AIM OF THE EXERCISE: State only how many lines below include the string "aforesaid".

** Start SUPPLIED MATERIAL **

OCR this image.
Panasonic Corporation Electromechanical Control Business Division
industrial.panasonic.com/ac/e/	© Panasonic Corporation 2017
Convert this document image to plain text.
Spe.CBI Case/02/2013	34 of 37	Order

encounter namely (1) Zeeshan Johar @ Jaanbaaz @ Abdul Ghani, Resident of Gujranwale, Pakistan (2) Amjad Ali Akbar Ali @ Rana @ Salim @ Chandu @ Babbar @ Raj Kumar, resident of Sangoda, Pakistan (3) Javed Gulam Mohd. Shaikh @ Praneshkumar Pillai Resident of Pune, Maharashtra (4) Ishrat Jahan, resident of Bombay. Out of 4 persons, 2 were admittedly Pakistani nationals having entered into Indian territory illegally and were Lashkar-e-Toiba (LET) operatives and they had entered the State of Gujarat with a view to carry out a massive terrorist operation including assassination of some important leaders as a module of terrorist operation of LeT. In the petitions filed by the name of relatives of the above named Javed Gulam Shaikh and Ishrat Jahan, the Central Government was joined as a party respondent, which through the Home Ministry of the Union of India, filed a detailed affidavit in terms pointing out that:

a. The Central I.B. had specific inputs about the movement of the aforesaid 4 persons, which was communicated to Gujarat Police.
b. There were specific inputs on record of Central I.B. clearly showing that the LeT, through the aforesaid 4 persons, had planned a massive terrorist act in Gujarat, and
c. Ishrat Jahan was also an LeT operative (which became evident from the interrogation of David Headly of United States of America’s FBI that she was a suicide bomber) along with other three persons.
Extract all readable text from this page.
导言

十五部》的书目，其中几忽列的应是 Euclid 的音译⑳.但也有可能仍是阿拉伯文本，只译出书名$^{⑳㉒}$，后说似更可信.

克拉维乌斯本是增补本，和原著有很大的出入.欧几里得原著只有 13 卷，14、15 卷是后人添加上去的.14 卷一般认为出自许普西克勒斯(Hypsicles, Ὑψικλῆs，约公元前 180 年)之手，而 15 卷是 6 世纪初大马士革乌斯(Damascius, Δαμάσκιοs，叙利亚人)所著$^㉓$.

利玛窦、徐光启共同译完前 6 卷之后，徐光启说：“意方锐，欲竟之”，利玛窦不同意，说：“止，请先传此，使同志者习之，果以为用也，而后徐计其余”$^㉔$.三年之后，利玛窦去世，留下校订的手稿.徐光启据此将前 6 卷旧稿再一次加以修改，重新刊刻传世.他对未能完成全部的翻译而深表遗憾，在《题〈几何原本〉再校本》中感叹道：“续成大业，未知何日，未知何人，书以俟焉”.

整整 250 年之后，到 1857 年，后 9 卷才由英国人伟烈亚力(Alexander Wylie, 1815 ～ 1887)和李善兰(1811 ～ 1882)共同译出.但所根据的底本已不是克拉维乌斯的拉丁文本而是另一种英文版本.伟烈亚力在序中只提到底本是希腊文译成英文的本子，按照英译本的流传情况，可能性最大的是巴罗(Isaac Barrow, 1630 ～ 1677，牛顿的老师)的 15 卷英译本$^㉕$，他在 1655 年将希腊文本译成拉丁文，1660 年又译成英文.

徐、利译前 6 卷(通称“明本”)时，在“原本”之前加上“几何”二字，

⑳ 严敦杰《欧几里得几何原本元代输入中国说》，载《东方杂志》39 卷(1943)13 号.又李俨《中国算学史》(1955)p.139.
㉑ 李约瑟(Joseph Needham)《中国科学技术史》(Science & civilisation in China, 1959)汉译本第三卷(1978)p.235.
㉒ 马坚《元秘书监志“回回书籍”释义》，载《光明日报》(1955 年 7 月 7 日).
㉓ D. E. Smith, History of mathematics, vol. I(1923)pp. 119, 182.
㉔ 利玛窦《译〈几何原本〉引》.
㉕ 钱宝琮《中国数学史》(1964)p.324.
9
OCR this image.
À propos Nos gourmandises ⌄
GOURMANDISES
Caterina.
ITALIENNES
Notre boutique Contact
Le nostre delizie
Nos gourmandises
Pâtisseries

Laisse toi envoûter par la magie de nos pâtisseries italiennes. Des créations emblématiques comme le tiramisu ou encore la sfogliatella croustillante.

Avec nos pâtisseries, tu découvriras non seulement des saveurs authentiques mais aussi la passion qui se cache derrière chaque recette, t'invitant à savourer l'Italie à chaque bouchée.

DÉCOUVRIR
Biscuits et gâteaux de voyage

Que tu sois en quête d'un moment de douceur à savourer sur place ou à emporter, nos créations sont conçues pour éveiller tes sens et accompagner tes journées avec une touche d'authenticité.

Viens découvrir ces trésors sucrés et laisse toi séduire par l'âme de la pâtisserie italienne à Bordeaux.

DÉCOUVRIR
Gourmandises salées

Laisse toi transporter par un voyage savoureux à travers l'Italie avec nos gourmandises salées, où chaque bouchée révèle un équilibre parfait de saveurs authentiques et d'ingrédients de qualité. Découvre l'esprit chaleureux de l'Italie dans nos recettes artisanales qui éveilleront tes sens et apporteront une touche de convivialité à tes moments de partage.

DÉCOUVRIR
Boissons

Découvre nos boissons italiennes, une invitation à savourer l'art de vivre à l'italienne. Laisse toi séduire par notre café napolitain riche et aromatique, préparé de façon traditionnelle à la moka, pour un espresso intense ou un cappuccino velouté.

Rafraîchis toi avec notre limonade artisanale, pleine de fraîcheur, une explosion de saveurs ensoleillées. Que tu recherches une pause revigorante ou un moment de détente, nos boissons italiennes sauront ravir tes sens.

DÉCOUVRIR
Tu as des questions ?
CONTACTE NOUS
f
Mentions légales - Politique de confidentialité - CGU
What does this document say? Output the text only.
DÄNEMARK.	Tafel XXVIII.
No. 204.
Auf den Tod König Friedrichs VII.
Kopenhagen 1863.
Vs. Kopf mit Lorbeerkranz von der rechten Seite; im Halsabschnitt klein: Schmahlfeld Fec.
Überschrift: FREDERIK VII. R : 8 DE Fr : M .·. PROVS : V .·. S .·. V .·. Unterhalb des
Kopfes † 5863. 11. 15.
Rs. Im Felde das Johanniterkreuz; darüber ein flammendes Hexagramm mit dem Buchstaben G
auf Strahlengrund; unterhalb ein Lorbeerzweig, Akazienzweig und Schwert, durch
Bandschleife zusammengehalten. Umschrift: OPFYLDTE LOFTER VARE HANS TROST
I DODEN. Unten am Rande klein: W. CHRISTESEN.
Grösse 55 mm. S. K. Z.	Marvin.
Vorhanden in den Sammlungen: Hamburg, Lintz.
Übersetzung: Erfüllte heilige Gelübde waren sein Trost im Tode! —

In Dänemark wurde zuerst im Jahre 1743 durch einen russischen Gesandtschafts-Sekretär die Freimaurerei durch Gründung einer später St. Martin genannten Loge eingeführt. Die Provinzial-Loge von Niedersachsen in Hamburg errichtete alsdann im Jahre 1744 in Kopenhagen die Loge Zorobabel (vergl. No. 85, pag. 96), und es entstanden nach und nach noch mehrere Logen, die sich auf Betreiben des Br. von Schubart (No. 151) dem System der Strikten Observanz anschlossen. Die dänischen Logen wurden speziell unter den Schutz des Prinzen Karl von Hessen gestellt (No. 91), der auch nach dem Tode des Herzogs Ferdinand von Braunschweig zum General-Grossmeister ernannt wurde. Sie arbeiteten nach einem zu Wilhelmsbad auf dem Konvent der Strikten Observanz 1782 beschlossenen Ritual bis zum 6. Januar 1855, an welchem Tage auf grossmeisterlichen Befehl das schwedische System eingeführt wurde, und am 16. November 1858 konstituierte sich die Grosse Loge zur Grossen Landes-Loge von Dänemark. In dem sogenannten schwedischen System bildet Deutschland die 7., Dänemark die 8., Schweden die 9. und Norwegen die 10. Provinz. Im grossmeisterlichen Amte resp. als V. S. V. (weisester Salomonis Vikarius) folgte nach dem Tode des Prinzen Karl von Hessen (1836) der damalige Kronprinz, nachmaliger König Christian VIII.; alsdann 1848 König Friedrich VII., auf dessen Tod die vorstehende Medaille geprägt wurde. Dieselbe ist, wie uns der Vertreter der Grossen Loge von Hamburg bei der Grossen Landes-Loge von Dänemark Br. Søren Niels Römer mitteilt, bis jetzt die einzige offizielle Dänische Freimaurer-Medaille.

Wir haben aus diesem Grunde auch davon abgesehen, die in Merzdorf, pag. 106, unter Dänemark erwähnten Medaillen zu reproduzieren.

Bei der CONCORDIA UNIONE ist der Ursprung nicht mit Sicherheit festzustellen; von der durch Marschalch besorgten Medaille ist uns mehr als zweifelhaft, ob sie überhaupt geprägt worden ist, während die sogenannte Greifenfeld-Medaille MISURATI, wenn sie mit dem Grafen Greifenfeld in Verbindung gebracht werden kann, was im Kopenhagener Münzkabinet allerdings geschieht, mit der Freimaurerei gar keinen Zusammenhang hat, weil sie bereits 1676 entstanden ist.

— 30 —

** End SUPPLIED MATERIAL **

FINAL ANSWER: 2